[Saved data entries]
────────────────

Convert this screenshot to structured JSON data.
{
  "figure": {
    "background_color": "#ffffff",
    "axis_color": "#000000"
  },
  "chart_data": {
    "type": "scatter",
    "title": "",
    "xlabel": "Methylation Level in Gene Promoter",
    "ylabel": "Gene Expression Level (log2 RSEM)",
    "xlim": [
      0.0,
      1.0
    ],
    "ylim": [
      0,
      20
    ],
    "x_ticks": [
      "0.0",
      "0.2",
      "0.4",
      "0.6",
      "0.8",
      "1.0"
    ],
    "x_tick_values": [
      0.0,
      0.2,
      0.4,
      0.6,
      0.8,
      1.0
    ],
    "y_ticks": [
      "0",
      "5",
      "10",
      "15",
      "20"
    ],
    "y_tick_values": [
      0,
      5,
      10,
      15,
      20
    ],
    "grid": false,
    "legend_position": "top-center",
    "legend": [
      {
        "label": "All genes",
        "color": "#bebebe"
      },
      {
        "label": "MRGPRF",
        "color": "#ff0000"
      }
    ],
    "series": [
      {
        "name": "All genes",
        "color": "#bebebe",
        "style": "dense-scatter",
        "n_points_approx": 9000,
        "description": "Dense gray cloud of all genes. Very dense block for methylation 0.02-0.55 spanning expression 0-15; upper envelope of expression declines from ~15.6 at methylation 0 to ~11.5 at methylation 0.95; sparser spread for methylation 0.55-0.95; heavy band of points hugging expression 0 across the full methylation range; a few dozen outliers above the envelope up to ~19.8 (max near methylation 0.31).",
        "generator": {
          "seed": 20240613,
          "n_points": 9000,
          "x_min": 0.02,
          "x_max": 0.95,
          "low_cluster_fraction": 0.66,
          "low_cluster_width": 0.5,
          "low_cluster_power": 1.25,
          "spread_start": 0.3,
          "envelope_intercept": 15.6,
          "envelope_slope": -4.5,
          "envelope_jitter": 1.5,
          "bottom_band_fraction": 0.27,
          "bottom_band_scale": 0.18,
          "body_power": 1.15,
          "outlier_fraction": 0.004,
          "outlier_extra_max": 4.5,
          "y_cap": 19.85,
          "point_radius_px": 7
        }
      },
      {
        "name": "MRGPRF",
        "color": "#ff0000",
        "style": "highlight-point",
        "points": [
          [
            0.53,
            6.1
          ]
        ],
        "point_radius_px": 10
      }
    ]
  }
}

────────────────

#### Assigned task
Please transcribe each of the entries, exactly as written.

#### Reply to the task
Convert this screenshot to structured JSON data.
{
  "figure": {
    "background_color": "#ffffff",
    "axis_color": "#000000"
  },
  "chart_data": {
    "type": "scatter",
    "title": "",
    "xlabel": "Methylation Level in Gene Promoter",
    "ylabel": "Gene Expression Level (log2 RSEM)",
    "xlim": [
      0.0,
      1.0
    ],
    "ylim": [
      0,
      20
    ],
    "x_ticks": [
      "0.0",
      "0.2",
      "0.4",
      "0.6",
      "0.8",
      "1.0"
    ],
    "x_tick_values": [
      0.0,
      0.2,
      0.4,
      0.6,
      0.8,
      1.0
    ],
    "y_ticks": [
      "0",
      "5",
      "10",
      "15",
      "20"
    ],
    "y_tick_values": [
      0,
      5,
      10,
      15,
      20
    ],
    "grid": false,
    "legend_position": "top-center",
    "legend": [
      {
        "label": "All genes",
        "color": "#bebebe"
      },
      {
        "label": "MRGPRF",
        "color": "#ff0000"
      }
    ],
    "series": [
      {
        "name": "All genes",
        "color": "#bebebe",
        "style": "dense-scatter",
        "n_points_approx": 9000,
        "description": "Dense gray cloud of all genes. Very dense block for methylation 0.02-0.55 spanning expression 0-15; upper envelope of expression declines from ~15.6 at methylation 0 to ~11.5 at methylation 0.95; sparser spread for methylation 0.55-0.95; heavy band of points hugging expression 0 across the full methylation range; a few dozen outliers above the envelope up to ~19.8 (max near methylation 0.31).",
        "generator": {
          "seed": 20240613,
          "n_points": 9000,
          "x_min": 0.02,
          "x_max": 0.95,
          "low_cluster_fraction": 0.66,
          "low_cluster_width": 0.5,
          "low_cluster_power": 1.25,
          "spread_start": 0.3,
          "envelope_intercept": 15.6,
          "envelope_slope": -4.5,
          "envelope_jitter": 1.5,
          "bottom_band_fraction": 0.27,
          "bottom_band_scale": 0.18,
          "body_power": 1.15,
          "outlier_fraction": 0.004,
          "outlier_extra_max": 4.5,
          "y_cap": 19.85,
          "point_radius_px": 7
        }
      },
      {
        "name": "MRGPRF",
        "color": "#ff0000",
        "style": "highlight-point",
        "points": [
          [
            0.53,
            6.1
          ]
        ],
        "point_radius_px": 10
      }
    ]
  }
}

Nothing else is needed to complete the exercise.